• **Brief**
Only lines with the word "Votos" are needed; collect each of them from the listing below.

• **Provided data**
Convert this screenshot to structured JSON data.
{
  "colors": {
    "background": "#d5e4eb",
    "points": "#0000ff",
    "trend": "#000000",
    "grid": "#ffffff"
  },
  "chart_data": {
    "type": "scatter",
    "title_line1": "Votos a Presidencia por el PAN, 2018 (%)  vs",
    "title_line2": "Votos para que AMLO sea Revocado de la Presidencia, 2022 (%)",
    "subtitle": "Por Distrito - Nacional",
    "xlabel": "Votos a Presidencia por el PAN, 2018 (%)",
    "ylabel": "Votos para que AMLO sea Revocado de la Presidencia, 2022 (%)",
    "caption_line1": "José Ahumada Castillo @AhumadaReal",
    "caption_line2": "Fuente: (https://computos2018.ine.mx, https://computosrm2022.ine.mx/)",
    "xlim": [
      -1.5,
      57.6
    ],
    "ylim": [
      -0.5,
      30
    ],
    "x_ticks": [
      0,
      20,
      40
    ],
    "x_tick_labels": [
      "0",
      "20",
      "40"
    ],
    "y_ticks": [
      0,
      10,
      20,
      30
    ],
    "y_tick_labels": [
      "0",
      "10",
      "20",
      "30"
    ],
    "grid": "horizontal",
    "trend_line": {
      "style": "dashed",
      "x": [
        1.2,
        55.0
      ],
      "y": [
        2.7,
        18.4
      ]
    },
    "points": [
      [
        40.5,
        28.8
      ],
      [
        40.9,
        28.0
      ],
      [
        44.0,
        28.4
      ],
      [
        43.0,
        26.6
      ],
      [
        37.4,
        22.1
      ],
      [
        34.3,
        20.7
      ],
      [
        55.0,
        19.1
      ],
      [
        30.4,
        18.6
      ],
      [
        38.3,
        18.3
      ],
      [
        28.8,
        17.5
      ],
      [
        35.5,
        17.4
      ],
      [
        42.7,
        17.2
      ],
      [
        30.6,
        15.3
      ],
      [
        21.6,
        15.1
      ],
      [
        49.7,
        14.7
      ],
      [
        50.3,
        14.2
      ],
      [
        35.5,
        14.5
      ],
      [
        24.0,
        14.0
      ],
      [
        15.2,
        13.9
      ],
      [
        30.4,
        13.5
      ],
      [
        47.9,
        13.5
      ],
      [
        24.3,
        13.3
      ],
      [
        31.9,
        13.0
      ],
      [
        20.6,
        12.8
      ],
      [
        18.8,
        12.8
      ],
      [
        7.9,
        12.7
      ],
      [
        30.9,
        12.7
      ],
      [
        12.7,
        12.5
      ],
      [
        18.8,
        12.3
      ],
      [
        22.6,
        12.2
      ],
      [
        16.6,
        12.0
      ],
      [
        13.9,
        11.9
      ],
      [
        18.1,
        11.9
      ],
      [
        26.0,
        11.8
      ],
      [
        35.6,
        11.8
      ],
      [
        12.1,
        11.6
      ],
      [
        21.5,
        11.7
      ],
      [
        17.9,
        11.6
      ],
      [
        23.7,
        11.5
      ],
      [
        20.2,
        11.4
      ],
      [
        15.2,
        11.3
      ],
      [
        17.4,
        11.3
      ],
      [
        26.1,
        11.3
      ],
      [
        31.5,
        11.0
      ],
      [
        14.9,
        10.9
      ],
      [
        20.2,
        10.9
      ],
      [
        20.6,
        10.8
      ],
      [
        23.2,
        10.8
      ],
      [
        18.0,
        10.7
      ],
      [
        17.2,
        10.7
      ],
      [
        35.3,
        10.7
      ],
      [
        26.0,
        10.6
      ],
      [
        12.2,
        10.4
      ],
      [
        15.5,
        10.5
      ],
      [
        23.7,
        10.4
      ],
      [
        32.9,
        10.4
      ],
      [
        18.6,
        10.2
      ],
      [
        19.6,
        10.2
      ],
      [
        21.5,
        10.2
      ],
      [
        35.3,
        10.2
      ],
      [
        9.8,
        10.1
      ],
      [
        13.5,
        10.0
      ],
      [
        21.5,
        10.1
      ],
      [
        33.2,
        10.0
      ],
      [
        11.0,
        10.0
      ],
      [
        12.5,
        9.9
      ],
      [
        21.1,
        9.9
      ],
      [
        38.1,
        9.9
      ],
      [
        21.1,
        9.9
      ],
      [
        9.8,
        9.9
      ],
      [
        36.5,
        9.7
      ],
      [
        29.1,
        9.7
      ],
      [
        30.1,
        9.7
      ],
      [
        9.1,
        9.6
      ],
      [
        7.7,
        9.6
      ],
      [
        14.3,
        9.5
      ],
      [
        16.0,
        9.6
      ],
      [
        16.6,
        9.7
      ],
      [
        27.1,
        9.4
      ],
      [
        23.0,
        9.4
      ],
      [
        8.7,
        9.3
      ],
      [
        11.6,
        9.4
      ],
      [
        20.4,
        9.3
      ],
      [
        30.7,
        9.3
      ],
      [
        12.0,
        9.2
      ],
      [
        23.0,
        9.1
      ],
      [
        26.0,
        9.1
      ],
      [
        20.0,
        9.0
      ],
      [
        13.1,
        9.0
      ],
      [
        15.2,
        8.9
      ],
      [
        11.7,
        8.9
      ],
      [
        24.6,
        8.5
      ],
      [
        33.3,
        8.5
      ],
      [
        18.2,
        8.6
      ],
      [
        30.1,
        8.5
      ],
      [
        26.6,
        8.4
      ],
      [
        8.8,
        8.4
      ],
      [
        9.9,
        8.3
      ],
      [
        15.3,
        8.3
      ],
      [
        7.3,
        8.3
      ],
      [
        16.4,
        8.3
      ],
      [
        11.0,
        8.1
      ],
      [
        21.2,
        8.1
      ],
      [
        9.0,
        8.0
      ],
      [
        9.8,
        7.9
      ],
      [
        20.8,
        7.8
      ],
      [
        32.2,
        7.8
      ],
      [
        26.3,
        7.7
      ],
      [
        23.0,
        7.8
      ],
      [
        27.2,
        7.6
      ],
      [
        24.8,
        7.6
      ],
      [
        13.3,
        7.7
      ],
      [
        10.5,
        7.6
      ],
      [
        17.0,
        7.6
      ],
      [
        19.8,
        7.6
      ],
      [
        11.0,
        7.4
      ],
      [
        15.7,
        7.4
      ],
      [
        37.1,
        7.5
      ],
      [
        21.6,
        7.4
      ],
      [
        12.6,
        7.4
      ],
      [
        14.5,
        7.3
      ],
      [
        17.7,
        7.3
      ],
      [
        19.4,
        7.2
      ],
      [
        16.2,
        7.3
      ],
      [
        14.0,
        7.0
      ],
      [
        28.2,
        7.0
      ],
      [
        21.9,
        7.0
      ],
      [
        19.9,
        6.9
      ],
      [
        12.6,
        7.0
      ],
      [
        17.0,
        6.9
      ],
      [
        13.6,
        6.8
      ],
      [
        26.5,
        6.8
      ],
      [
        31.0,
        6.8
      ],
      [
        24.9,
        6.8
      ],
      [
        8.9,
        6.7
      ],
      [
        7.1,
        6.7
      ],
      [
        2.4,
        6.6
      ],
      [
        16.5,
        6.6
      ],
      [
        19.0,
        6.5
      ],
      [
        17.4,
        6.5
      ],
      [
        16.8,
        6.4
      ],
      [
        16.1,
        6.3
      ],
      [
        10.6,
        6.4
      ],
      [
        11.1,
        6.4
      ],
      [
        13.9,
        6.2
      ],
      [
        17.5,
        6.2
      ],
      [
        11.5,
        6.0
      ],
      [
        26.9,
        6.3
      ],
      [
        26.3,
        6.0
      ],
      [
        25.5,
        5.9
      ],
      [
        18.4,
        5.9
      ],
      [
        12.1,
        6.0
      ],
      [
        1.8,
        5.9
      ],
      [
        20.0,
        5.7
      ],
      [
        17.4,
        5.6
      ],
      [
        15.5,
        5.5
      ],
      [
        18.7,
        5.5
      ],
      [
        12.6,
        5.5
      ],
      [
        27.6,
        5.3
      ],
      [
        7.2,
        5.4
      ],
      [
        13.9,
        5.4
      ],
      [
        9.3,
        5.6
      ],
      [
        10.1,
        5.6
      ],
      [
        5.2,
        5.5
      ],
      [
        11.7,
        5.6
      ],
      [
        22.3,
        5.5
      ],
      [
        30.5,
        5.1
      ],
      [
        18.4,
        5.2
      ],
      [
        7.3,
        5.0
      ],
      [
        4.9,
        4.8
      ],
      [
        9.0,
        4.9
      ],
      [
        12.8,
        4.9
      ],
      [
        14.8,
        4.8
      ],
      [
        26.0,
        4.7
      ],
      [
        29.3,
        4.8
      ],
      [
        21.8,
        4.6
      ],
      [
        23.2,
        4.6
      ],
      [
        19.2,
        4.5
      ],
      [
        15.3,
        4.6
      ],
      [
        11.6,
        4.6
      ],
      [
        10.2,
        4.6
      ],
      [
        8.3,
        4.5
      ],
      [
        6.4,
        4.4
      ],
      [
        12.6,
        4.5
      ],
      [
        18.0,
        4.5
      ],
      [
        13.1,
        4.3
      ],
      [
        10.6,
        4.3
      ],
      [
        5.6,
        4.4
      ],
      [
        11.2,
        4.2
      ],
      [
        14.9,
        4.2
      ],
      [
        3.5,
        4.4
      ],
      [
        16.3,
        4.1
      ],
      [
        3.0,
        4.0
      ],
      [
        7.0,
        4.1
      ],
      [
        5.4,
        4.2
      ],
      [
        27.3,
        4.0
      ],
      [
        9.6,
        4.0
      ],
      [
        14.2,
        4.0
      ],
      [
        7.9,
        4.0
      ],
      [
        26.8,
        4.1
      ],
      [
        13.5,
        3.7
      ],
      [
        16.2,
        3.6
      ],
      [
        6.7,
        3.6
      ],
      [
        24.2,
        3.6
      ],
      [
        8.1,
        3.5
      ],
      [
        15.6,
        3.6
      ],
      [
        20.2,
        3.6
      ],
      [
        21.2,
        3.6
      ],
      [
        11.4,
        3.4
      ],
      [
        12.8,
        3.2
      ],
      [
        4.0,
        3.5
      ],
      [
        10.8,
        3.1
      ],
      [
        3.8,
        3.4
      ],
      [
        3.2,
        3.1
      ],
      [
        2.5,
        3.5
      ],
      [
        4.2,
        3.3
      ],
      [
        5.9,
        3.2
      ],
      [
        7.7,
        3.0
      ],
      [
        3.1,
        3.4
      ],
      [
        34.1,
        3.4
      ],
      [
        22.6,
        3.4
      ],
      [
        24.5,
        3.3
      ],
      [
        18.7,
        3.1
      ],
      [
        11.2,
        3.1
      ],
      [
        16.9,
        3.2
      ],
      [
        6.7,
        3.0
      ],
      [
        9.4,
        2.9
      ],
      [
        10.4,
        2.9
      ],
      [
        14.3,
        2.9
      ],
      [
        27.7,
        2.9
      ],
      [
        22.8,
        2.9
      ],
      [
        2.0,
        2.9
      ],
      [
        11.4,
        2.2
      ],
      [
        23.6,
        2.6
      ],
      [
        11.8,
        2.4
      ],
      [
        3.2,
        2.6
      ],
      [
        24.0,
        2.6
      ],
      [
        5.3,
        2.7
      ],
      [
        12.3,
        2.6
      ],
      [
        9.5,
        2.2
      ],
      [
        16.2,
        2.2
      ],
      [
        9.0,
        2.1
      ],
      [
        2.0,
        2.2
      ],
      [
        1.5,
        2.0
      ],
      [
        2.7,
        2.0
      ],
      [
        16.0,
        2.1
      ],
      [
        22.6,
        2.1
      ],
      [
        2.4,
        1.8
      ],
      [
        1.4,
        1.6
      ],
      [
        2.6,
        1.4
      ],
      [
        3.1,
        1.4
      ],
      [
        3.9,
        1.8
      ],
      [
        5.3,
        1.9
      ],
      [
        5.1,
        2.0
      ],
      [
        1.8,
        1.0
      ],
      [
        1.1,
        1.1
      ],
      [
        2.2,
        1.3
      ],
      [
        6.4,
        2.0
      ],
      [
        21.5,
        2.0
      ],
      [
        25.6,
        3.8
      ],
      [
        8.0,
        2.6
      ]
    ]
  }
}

• **Problem solution**
    "title_line1": "Votos a Presidencia por el PAN, 2018 (%)  vs",
    "title_line2": "Votos para que AMLO sea Revocado de la Presidencia, 2022 (%)",
    "xlabel": "Votos a Presidencia por el PAN, 2018 (%)",
    "ylabel": "Votos para que AMLO sea Revocado de la Presidencia, 2022 (%)",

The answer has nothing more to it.